## OBJECTIVE
Render the records from their first line through the line containing "svg-text:> 20 –", inclusive, as a JSON list of strings with one string per line and no blank lines.
━━━━━━━━━━━━━━━━━━━━━━━━━━━━━━
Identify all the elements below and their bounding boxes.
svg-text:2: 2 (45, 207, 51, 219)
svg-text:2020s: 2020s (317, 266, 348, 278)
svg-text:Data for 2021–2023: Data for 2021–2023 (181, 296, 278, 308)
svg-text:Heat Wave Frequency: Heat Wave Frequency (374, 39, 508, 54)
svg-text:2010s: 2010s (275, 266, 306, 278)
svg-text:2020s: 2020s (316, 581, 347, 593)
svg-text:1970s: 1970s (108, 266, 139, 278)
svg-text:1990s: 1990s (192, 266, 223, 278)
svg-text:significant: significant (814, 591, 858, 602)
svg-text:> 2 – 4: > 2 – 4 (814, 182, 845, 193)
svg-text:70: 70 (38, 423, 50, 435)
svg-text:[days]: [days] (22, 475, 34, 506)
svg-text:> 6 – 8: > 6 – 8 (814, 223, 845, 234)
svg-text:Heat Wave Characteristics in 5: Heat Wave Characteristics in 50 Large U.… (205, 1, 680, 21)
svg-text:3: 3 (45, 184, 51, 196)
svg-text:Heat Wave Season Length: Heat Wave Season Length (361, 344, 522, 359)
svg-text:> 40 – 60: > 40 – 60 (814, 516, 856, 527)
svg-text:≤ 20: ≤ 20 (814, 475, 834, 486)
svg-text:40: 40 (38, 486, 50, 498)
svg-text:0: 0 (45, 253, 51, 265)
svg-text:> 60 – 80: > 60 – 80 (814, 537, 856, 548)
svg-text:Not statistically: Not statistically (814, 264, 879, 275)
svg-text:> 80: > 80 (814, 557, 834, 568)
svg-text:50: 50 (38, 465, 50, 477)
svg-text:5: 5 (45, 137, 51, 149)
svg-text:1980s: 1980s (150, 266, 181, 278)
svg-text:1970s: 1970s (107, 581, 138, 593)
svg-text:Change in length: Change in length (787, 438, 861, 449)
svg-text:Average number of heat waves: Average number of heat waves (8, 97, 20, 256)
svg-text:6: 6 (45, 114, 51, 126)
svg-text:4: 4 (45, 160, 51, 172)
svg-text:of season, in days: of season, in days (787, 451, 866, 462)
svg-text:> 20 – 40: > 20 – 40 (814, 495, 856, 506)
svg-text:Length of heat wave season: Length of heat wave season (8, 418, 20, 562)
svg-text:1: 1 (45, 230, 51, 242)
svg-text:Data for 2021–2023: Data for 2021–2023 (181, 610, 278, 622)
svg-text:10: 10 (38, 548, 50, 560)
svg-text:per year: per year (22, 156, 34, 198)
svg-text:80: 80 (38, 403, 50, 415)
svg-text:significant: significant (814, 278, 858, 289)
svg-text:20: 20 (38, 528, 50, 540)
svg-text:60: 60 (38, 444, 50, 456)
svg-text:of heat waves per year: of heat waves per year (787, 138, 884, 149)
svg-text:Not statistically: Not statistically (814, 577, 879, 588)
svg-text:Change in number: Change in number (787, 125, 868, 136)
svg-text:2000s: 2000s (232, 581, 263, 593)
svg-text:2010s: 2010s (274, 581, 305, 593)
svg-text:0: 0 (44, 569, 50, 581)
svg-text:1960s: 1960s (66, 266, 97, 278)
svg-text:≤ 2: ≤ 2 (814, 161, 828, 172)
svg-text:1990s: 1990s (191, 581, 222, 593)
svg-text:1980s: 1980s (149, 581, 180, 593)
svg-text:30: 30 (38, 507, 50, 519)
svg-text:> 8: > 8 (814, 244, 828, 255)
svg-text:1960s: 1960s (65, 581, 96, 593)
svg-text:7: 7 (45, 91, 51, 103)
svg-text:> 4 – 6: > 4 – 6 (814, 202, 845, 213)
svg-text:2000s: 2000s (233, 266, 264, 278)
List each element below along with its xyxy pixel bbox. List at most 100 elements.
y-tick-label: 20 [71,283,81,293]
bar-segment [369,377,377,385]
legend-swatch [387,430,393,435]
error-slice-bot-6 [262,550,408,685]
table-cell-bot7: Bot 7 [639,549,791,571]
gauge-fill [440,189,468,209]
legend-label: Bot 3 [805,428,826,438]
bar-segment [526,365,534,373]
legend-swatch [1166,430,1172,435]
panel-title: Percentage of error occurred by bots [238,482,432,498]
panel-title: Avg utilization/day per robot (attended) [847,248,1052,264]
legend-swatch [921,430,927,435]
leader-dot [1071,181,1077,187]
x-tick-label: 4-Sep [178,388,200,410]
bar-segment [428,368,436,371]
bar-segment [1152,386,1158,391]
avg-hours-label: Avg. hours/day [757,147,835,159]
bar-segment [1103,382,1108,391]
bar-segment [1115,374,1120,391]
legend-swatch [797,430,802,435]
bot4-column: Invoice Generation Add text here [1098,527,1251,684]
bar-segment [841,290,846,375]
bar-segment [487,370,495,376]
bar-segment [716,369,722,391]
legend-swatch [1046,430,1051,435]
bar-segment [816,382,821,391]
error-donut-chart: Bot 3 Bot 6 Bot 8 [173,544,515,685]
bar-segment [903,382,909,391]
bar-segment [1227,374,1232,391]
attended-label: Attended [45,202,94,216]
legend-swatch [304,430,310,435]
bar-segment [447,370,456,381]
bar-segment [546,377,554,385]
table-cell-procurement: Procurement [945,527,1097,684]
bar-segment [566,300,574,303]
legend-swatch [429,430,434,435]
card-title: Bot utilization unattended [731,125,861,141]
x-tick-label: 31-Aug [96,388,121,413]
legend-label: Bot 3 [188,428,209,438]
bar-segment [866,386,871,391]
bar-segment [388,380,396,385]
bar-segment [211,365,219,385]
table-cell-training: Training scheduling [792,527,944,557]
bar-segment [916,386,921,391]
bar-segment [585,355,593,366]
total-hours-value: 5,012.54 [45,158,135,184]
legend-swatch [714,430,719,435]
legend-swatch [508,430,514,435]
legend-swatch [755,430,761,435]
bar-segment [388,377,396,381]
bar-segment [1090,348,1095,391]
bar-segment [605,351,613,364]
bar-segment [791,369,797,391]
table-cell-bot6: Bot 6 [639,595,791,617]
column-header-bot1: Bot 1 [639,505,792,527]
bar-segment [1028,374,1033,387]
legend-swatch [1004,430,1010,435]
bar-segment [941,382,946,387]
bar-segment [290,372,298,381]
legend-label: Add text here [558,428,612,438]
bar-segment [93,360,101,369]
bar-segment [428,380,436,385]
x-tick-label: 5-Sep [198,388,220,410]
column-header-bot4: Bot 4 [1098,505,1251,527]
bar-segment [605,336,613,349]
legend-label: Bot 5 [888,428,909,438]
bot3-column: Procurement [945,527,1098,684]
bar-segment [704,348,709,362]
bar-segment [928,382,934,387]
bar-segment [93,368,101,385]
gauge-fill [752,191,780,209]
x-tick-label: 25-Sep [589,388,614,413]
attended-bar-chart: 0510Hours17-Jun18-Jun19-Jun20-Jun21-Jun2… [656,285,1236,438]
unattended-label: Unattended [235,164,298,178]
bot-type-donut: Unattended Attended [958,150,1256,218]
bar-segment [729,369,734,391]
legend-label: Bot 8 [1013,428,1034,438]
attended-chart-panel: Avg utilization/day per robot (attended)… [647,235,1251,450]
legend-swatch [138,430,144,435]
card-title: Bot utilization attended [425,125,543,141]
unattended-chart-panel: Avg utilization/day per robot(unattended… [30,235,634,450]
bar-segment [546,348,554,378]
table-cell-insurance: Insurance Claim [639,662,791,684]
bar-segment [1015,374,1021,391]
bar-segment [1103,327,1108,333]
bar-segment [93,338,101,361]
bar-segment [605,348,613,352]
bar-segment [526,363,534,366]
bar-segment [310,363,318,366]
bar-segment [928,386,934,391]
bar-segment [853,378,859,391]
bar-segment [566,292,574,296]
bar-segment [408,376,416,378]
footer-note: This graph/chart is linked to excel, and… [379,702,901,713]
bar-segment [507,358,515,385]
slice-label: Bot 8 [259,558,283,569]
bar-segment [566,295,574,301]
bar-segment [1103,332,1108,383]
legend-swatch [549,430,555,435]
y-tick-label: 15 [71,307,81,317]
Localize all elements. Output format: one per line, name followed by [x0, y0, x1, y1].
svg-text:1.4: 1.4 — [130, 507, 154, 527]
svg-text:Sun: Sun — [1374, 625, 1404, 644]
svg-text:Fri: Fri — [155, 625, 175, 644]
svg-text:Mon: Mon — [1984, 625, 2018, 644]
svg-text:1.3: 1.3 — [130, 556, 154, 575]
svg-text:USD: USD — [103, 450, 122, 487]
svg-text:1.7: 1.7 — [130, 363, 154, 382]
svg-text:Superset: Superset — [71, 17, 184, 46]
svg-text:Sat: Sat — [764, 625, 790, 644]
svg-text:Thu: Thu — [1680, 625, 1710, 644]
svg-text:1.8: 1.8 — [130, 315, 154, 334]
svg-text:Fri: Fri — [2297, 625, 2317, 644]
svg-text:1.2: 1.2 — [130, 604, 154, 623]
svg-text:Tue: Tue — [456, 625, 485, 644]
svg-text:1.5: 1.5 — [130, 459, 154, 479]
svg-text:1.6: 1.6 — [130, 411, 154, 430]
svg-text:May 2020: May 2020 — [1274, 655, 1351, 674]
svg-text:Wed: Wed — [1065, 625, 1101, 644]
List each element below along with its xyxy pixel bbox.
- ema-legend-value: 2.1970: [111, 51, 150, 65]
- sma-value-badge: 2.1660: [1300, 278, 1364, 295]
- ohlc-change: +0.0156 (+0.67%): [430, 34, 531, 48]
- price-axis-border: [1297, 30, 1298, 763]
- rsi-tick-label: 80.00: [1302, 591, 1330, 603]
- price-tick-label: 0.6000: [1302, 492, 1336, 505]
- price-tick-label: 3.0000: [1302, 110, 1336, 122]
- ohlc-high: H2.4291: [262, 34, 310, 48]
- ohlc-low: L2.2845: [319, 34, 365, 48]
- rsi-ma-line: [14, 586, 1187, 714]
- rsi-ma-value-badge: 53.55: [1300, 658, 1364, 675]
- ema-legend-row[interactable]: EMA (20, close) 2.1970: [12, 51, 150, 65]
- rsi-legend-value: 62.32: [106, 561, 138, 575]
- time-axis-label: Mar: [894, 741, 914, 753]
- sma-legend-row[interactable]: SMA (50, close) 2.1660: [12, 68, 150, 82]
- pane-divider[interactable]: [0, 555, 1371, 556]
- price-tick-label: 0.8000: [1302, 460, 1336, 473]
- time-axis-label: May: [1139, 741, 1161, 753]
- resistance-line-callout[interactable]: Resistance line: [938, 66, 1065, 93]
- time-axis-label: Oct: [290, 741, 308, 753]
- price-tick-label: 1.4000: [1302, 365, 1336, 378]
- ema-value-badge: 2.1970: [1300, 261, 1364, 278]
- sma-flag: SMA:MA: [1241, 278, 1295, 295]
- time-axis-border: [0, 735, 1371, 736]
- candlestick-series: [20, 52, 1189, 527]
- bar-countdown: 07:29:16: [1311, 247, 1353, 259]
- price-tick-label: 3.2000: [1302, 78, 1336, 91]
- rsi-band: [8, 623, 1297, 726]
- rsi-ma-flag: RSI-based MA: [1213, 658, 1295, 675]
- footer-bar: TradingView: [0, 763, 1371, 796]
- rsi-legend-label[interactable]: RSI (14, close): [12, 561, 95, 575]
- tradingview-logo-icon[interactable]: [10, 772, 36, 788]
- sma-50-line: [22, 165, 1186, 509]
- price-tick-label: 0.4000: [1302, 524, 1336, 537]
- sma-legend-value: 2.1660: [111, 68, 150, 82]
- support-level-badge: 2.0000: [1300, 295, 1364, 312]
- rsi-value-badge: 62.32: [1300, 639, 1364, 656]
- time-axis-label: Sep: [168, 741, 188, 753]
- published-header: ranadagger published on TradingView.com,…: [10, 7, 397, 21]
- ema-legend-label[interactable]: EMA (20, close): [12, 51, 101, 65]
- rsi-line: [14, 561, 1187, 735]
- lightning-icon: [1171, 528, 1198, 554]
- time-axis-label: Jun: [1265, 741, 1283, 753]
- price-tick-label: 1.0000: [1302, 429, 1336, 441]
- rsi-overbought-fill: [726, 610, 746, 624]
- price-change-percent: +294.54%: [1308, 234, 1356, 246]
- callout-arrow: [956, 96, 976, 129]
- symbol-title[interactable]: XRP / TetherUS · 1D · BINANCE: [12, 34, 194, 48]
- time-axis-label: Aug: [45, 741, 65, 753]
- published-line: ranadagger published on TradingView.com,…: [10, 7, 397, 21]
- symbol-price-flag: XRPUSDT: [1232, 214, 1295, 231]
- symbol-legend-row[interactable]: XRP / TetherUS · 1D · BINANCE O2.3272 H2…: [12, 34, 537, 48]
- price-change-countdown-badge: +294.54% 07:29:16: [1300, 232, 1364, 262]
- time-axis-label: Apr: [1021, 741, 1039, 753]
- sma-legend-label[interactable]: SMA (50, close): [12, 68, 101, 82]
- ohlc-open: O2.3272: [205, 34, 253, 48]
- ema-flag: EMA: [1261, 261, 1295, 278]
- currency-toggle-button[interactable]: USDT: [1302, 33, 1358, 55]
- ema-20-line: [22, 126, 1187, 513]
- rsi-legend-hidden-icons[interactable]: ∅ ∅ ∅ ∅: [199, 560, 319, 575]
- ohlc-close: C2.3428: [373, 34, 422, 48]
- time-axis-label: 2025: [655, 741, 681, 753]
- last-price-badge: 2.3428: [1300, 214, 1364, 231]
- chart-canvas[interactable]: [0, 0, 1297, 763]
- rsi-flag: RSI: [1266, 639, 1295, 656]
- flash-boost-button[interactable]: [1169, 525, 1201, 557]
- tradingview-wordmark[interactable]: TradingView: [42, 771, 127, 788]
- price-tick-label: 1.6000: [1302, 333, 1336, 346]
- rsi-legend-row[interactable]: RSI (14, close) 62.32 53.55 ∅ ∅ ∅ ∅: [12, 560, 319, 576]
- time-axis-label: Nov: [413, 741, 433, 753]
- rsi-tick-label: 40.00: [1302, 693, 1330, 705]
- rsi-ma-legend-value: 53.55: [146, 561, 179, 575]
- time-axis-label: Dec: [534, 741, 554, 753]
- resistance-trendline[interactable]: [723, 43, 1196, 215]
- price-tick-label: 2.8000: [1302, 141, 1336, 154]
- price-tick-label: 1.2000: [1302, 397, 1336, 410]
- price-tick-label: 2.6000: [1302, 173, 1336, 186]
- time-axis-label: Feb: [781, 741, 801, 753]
━━━━━━━━━━━━━━━━━━━━━━━━━━━━━━
## RESPONSE
[
  "Identify all the elements below and their bounding boxes.",
  "svg-text:2: 2 (45, 207, 51, 219)",
  "svg-text:2020s: 2020s (317, 266, 348, 278)",
  "svg-text:Data for 2021–2023: Data for 2021–2023 (181, 296, 278, 308)",
  "svg-text:Heat Wave Frequency: Heat Wave Frequency (374, 39, 508, 54)",
  "svg-text:2010s: 2010s (275, 266, 306, 278)",
  "svg-text:2020s: 2020s (316, 581, 347, 593)",
  "svg-text:1970s: 1970s (108, 266, 139, 278)",
  "svg-text:1990s: 1990s (192, 266, 223, 278)",
  "svg-text:significant: significant (814, 591, 858, 602)",
  "svg-text:> 2 – 4: > 2 – 4 (814, 182, 845, 193)",
  "svg-text:70: 70 (38, 423, 50, 435)",
  "svg-text:[days]: [days] (22, 475, 34, 506)",
  "svg-text:> 6 – 8: > 6 – 8 (814, 223, 845, 234)",
  "svg-text:Heat Wave Characteristics in 5: Heat Wave Characteristics in 50 Large U.… (205, 1, 680, 21)",
  "svg-text:3: 3 (45, 184, 51, 196)",
  "svg-text:Heat Wave Season Length: Heat Wave Season Length (361, 344, 522, 359)",
  "svg-text:> 40 – 60: > 40 – 60 (814, 516, 856, 527)",
  "svg-text:≤ 20: ≤ 20 (814, 475, 834, 486)",
  "svg-text:40: 40 (38, 486, 50, 498)",
  "svg-text:0: 0 (45, 253, 51, 265)",
  "svg-text:> 60 – 80: > 60 – 80 (814, 537, 856, 548)",
  "svg-text:Not statistically: Not statistically (814, 264, 879, 275)",
  "svg-text:> 80: > 80 (814, 557, 834, 568)",
  "svg-text:50: 50 (38, 465, 50, 477)",
  "svg-text:5: 5 (45, 137, 51, 149)",
  "svg-text:1980s: 1980s (150, 266, 181, 278)",
  "svg-text:1970s: 1970s (107, 581, 138, 593)",
  "svg-text:Change in length: Change in length (787, 438, 861, 449)",
  "svg-text:Average number of heat waves: Average number of heat waves (8, 97, 20, 256)",
  "svg-text:6: 6 (45, 114, 51, 126)",
  "svg-text:4: 4 (45, 160, 51, 172)",
  "svg-text:of season, in days: of season, in days (787, 451, 866, 462)",
  "svg-text:> 20 – 40: > 20 – 40 (814, 495, 856, 506)"
]